## Requirements
Write out every entry word for word.

## Source material
===

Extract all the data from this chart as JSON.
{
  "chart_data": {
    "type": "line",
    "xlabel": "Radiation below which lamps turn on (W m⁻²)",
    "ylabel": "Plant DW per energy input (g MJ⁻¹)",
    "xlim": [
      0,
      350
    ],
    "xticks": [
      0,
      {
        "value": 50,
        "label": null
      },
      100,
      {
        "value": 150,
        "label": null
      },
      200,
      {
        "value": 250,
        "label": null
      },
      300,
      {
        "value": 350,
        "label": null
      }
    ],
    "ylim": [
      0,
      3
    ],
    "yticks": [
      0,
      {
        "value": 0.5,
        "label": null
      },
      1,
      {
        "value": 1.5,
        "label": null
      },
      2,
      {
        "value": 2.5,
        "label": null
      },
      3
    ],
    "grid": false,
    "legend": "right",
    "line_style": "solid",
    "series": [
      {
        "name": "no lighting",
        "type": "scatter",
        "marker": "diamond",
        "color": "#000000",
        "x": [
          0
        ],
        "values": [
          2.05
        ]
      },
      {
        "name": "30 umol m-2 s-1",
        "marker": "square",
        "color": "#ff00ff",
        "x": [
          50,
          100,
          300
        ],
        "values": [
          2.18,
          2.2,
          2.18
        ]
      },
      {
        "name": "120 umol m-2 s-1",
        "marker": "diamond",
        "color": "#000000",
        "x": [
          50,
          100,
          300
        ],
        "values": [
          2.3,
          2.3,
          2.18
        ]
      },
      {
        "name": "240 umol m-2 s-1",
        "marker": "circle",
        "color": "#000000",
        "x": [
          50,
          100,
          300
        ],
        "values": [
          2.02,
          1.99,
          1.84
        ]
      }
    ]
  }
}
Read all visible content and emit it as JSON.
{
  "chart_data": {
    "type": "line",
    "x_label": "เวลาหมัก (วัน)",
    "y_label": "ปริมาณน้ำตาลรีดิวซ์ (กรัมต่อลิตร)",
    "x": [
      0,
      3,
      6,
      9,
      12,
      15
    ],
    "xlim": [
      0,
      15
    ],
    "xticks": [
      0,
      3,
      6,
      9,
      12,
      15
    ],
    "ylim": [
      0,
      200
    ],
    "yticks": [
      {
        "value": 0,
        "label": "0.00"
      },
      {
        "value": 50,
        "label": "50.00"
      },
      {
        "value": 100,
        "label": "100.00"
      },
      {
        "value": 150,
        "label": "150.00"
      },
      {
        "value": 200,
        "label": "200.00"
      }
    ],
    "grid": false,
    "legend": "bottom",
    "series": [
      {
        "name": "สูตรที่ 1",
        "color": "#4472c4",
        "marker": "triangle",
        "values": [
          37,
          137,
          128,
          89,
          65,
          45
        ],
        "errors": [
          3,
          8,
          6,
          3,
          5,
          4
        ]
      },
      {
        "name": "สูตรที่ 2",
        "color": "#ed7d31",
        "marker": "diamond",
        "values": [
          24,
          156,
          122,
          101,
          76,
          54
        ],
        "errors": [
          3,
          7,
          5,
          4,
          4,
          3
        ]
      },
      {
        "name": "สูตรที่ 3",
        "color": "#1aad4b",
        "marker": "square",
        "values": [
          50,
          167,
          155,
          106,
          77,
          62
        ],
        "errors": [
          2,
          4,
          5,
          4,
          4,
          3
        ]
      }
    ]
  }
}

===

## Reply
Extract all the data from this chart as JSON.
{
  "chart_data": {
    "type": "line",
    "xlabel": "Radiation below which lamps turn on (W m⁻²)",
    "ylabel": "Plant DW per energy input (g MJ⁻¹)",
    "xlim": [
      0,
      350
    ],
    "xticks": [
      0,
      {
        "value": 50,
        "label": null
      },
      100,
      {
        "value": 150,
        "label": null
      },
      200,
      {
        "value": 250,
        "label": null
      },
      300,
      {
        "value": 350,
        "label": null
      }
    ],
    "ylim": [
      0,
      3
    ],
    "yticks": [
      0,
      {
        "value": 0.5,
        "label": null
      },
      1,
      {
        "value": 1.5,
        "label": null
      },
      2,
      {
        "value": 2.5,
        "label": null
      },
      3
    ],
    "grid": false,
    "legend": "right",
    "line_style": "solid",
    "series": [
      {
        "name": "no lighting",
        "type": "scatter",
        "marker": "diamond",
        "color": "#000000",
        "x": [
          0
        ],
        "values": [
          2.05
        ]
      },
      {
        "name": "30 umol m-2 s-1",
        "marker": "square",
        "color": "#ff00ff",
        "x": [
          50,
          100,
          300
        ],
        "values": [
          2.18,
          2.2,
          2.18
        ]
      },
      {
        "name": "120 umol m-2 s-1",
        "marker": "diamond",
        "color": "#000000",
        "x": [
          50,
          100,
          300
        ],
        "values": [
          2.3,
          2.3,
          2.18
        ]
      },
      {
        "name": "240 umol m-2 s-1",
        "marker": "circle",
        "color": "#000000",
        "x": [
          50,
          100,
          300
        ],
        "values": [
          2.02,
          1.99,
          1.84
        ]
      }
    ]
  }
}
Read all visible content and emit it as JSON.
{
  "chart_data": {
    "type": "line",
    "x_label": "เวลาหมัก (วัน)",
    "y_label": "ปริมาณน้ำตาลรีดิวซ์ (กรัมต่อลิตร)",
    "x": [
      0,
      3,
      6,
      9,
      12,
      15
    ],
    "xlim": [
      0,
      15
    ],
    "xticks": [
      0,
      3,
      6,
      9,
      12,
      15
    ],
    "ylim": [
      0,
      200
    ],
    "yticks": [
      {
        "value": 0,
        "label": "0.00"
      },
      {
        "value": 50,
        "label": "50.00"
      },
      {
        "value": 100,
        "label": "100.00"
      },
      {
        "value": 150,
        "label": "150.00"
      },
      {
        "value": 200,
        "label": "200.00"
      }
    ],
    "grid": false,
    "legend": "bottom",
    "series": [
      {
        "name": "สูตรที่ 1",
        "color": "#4472c4",
        "marker": "triangle",
        "values": [
          37,
          137,
          128,
          89,
          65,
          45
        ],
        "errors": [
          3,
          8,
          6,
          3,
          5,
          4
        ]
      },
      {
        "name": "สูตรที่ 2",
        "color": "#ed7d31",
        "marker": "diamond",
        "values": [
          24,
          156,
          122,
          101,
          76,
          54
        ],
        "errors": [
          3,
          7,
          5,
          4,
          4,
          3
        ]
      },
      {
        "name": "สูตรที่ 3",
        "color": "#1aad4b",
        "marker": "square",
        "values": [
          50,
          167,
          155,
          106,
          77,
          62
        ],
        "errors": [
          2,
          4,
          5,
          4,
          4,
          3
        ]
      }
    ]
  }
}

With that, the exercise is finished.